_Instructions for the task_.
From the records below, pull each line that has "JSON".

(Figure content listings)
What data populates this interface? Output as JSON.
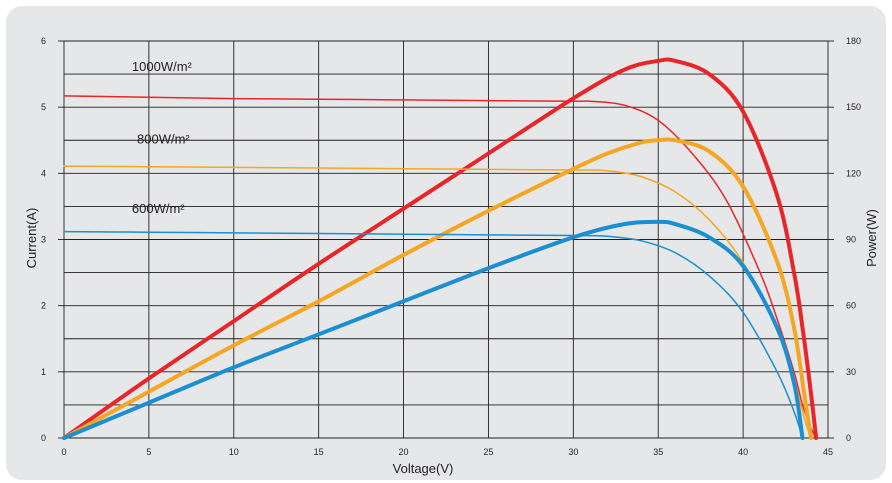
{
  "chart_data": {
    "type": "line",
    "xlabel": "Voltage(V)",
    "ylabel": "Current(A)",
    "y2label": "Power(W)",
    "xlim": [
      0,
      45
    ],
    "ylim": [
      0,
      6
    ],
    "y2lim": [
      0,
      180
    ],
    "x_ticks": [
      0,
      5,
      10,
      15,
      20,
      25,
      30,
      35,
      40,
      45
    ],
    "y_ticks": [
      0,
      1,
      2,
      3,
      4,
      5,
      6
    ],
    "y2_ticks": [
      0,
      30,
      60,
      90,
      120,
      150,
      180
    ],
    "grid": true,
    "colors": {
      "1000": "#e8262a",
      "800": "#f5a623",
      "600": "#1b8fd2"
    },
    "annotations": [
      {
        "irradiance": "1000",
        "text": "1000W/m²",
        "x": 4,
        "y": 5.55
      },
      {
        "irradiance": "800",
        "text": "800W/m²",
        "x": 4.3,
        "y": 4.45
      },
      {
        "irradiance": "600",
        "text": "600W/m²",
        "x": 4,
        "y": 3.4
      }
    ],
    "series": [
      {
        "kind": "current",
        "irradiance": "1000",
        "axis": "left",
        "x": [
          0,
          5,
          10,
          15,
          20,
          25,
          30,
          31,
          33,
          35,
          37,
          39,
          41,
          42,
          43,
          43.5,
          44,
          44.3
        ],
        "y": [
          5.17,
          5.15,
          5.13,
          5.12,
          5.11,
          5.1,
          5.09,
          5.09,
          5.03,
          4.8,
          4.3,
          3.6,
          2.5,
          1.8,
          1.0,
          0.5,
          0.15,
          0
        ]
      },
      {
        "kind": "power",
        "irradiance": "1000",
        "axis": "right",
        "x": [
          0,
          5,
          10,
          15,
          20,
          25,
          30,
          33,
          35,
          36,
          38,
          40,
          42,
          43,
          43.5,
          44,
          44.3
        ],
        "y": [
          0,
          27,
          53,
          79,
          104,
          129,
          154,
          167,
          171,
          171,
          165,
          148,
          110,
          75,
          50,
          20,
          0
        ]
      },
      {
        "kind": "current",
        "irradiance": "800",
        "axis": "left",
        "x": [
          0,
          5,
          10,
          15,
          20,
          25,
          30,
          32,
          34,
          36,
          38,
          40,
          42,
          43,
          43.6,
          44
        ],
        "y": [
          4.11,
          4.1,
          4.09,
          4.08,
          4.07,
          4.06,
          4.05,
          4.04,
          3.95,
          3.72,
          3.3,
          2.65,
          1.65,
          0.9,
          0.3,
          0
        ]
      },
      {
        "kind": "power",
        "irradiance": "800",
        "axis": "right",
        "x": [
          0,
          5,
          10,
          15,
          20,
          25,
          30,
          32,
          34,
          35,
          36,
          38,
          40,
          42,
          43,
          43.6,
          44
        ],
        "y": [
          0,
          21,
          42,
          62,
          83,
          103,
          122,
          129,
          134,
          135,
          135,
          130,
          114,
          80,
          50,
          20,
          0
        ]
      },
      {
        "kind": "current",
        "irradiance": "600",
        "axis": "left",
        "x": [
          0,
          5,
          10,
          15,
          20,
          25,
          30,
          32,
          34,
          36,
          38,
          40,
          42,
          43,
          43.5
        ],
        "y": [
          3.12,
          3.11,
          3.1,
          3.09,
          3.08,
          3.07,
          3.06,
          3.05,
          2.98,
          2.8,
          2.45,
          1.9,
          1.0,
          0.4,
          0
        ]
      },
      {
        "kind": "power",
        "irradiance": "600",
        "axis": "right",
        "x": [
          0,
          5,
          10,
          15,
          20,
          25,
          30,
          33,
          35,
          36,
          38,
          40,
          42,
          43,
          43.5
        ],
        "y": [
          0,
          16,
          32,
          47,
          62,
          77,
          91,
          97,
          98,
          97,
          91,
          78,
          50,
          25,
          0
        ]
      }
    ]
  }
}
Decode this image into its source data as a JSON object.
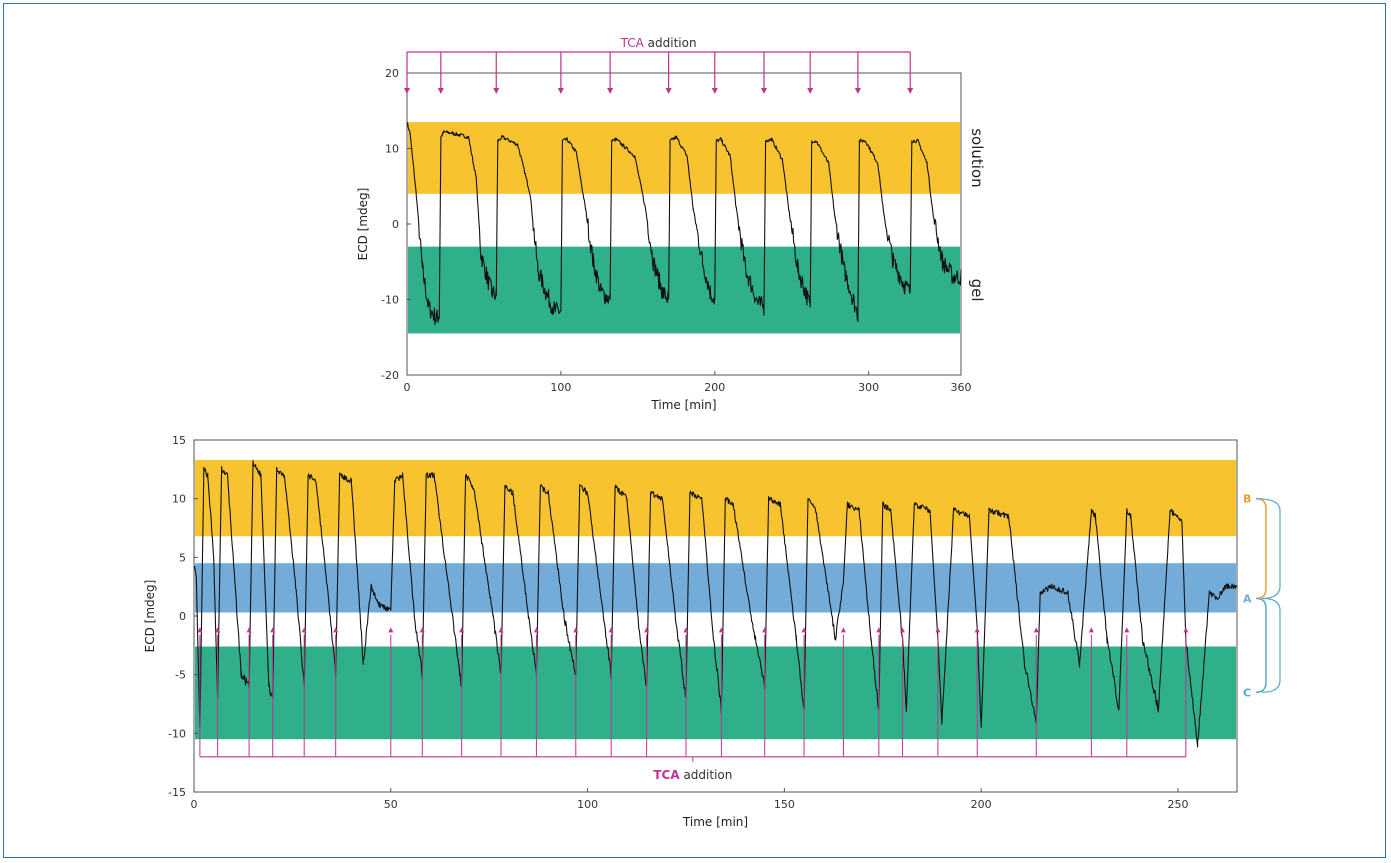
{
  "colors": {
    "solution": "#f7c430",
    "gel": "#2fb08a",
    "middle": "#73acd8",
    "trace": "#111111",
    "tca": "#c0338f",
    "frame": "#2f6fad",
    "bracket_b": "#f0a030",
    "bracket_c": "#5aa8c8"
  },
  "chart_data": [
    {
      "type": "line",
      "id": "top",
      "xlabel": "Time [min]",
      "ylabel": "ECD [mdeg]",
      "xlim": [
        0,
        360
      ],
      "ylim": [
        -20,
        20
      ],
      "xticks": [
        0,
        100,
        200,
        300,
        360
      ],
      "yticks": [
        20,
        10,
        0,
        -10,
        -20
      ],
      "bands": [
        {
          "name": "solution",
          "label": "solution",
          "y0": 4,
          "y1": 13.5,
          "color": "#f7c430"
        },
        {
          "name": "gel",
          "label": "gel",
          "y0": -14.5,
          "y1": -3,
          "color": "#2fb08a"
        }
      ],
      "annotation": {
        "prefix": "TCA",
        "text": " addition"
      },
      "tca_times": [
        0,
        22,
        58,
        100,
        132,
        170,
        200,
        232,
        262,
        293,
        327
      ],
      "series": [
        {
          "x": [
            0,
            2,
            6,
            10,
            14,
            19,
            21,
            22,
            24,
            30,
            40,
            45,
            48,
            52,
            55,
            58,
            59,
            62,
            72,
            80,
            85,
            90,
            96,
            100,
            101,
            104,
            110,
            116,
            121,
            126,
            132,
            133,
            136,
            148,
            155,
            160,
            166,
            170,
            171,
            175,
            182,
            186,
            192,
            197,
            200,
            201,
            204,
            210,
            214,
            220,
            228,
            232,
            233,
            237,
            244,
            248,
            254,
            259,
            262,
            263,
            266,
            274,
            278,
            284,
            290,
            293,
            294,
            298,
            306,
            310,
            316,
            323,
            327,
            328,
            332,
            338,
            342,
            348,
            355,
            360
          ],
          "y": [
            13.5,
            12,
            4,
            -6,
            -11,
            -12.5,
            -12,
            11.5,
            12.2,
            12,
            11.5,
            6,
            -4,
            -7,
            -9,
            -9.5,
            11,
            11.5,
            10.5,
            4,
            -6,
            -9,
            -11.5,
            -11.5,
            11,
            11.2,
            9.5,
            2,
            -5,
            -9,
            -10,
            11,
            11.2,
            9,
            2,
            -5,
            -9,
            -10,
            11,
            11.5,
            9,
            2,
            -5,
            -9,
            -10,
            11,
            11.2,
            9,
            2,
            -6,
            -10.5,
            -11,
            11,
            11.2,
            8.5,
            2,
            -6,
            -9,
            -11,
            11,
            11,
            8,
            1,
            -6,
            -10,
            -12,
            11,
            11,
            8,
            1,
            -5,
            -8,
            -9,
            11,
            11,
            8,
            1,
            -5,
            -7,
            -7
          ]
        }
      ]
    },
    {
      "type": "line",
      "id": "bottom",
      "xlabel": "Time [min]",
      "ylabel": "ECD [mdeg]",
      "xlim": [
        0,
        265
      ],
      "ylim": [
        -15,
        15
      ],
      "xticks": [
        0,
        50,
        100,
        150,
        200,
        250
      ],
      "yticks": [
        15,
        10,
        5,
        0,
        -5,
        -10,
        -15
      ],
      "bands": [
        {
          "name": "B",
          "y0": 6.8,
          "y1": 13.3,
          "color": "#f7c430"
        },
        {
          "name": "A",
          "y0": 0.3,
          "y1": 4.5,
          "color": "#73acd8"
        },
        {
          "name": "C",
          "y0": -10.5,
          "y1": -2.6,
          "color": "#2fb08a"
        }
      ],
      "state_labels": [
        {
          "text": "B",
          "y": 10
        },
        {
          "text": "A",
          "y": 1.5
        },
        {
          "text": "C",
          "y": -6.5
        }
      ],
      "annotation": {
        "prefix": "TCA",
        "text": " addition"
      },
      "tca_times": [
        1.5,
        6,
        14,
        20,
        28,
        36,
        50,
        58,
        68,
        78,
        87,
        97,
        106,
        115,
        125,
        134,
        145,
        155,
        165,
        174,
        180,
        189,
        199,
        214,
        228,
        237,
        252
      ],
      "series": [
        {
          "x": [
            0,
            0.6,
            1.5,
            2.5,
            3.5,
            5,
            6,
            7,
            8.5,
            12,
            14,
            15,
            17,
            19,
            20,
            21,
            23,
            26,
            28,
            29,
            31,
            34,
            36,
            37,
            40,
            43,
            45,
            47,
            50,
            51,
            53,
            56,
            58,
            59,
            61,
            66,
            68,
            69,
            71,
            76,
            78,
            79,
            81,
            85,
            87,
            88,
            90,
            94,
            97,
            98,
            100,
            104,
            106,
            107,
            110,
            113,
            115,
            116,
            119,
            123,
            125,
            126,
            129,
            132,
            134,
            135,
            137,
            142,
            145,
            146,
            149,
            153,
            155,
            156,
            158,
            163,
            165,
            166,
            169,
            172,
            174,
            175,
            177,
            180,
            181,
            183,
            187,
            189,
            190,
            193,
            197,
            199,
            200,
            202,
            207,
            211,
            214,
            215,
            218,
            222,
            225,
            228,
            229,
            232,
            235,
            237,
            238,
            241,
            245,
            248,
            251,
            252,
            255,
            258,
            260,
            262,
            265
          ],
          "y": [
            4.5,
            3,
            -9.5,
            12.5,
            12,
            5,
            -7,
            12.5,
            12,
            -5,
            -6,
            13,
            12,
            -6,
            -7,
            12.5,
            12,
            2,
            -6,
            12,
            11.5,
            2,
            -5,
            12,
            11.5,
            -4,
            2.5,
            1,
            0.5,
            11.5,
            12,
            0,
            -5,
            12,
            12,
            -1,
            -6,
            12,
            11,
            0,
            -5,
            11,
            10.5,
            0,
            -5,
            11,
            10.5,
            0,
            -5,
            11,
            10.5,
            0,
            -5,
            11,
            10,
            -1,
            -6,
            10.5,
            10,
            -2,
            -7,
            10.5,
            10,
            -2,
            -8,
            10,
            9.5,
            -1,
            -6,
            10,
            9.5,
            -2,
            -8,
            10,
            9,
            -2,
            3,
            9.5,
            9,
            -2,
            -8,
            9.5,
            9,
            -2,
            -8,
            9.5,
            9,
            -2,
            -9,
            9,
            8.5,
            -1,
            -9.5,
            9,
            8.5,
            -4,
            -9,
            2,
            2.5,
            2,
            -4,
            9,
            8.5,
            -2,
            -8,
            9,
            8.5,
            -2,
            -8,
            9,
            8,
            -2,
            -11,
            2,
            1.5,
            2.5,
            2.5
          ]
        }
      ]
    }
  ]
}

_Exercise response_.
What data populates this interface? Output as JSON.
Decode this image into its source data as a JSON object.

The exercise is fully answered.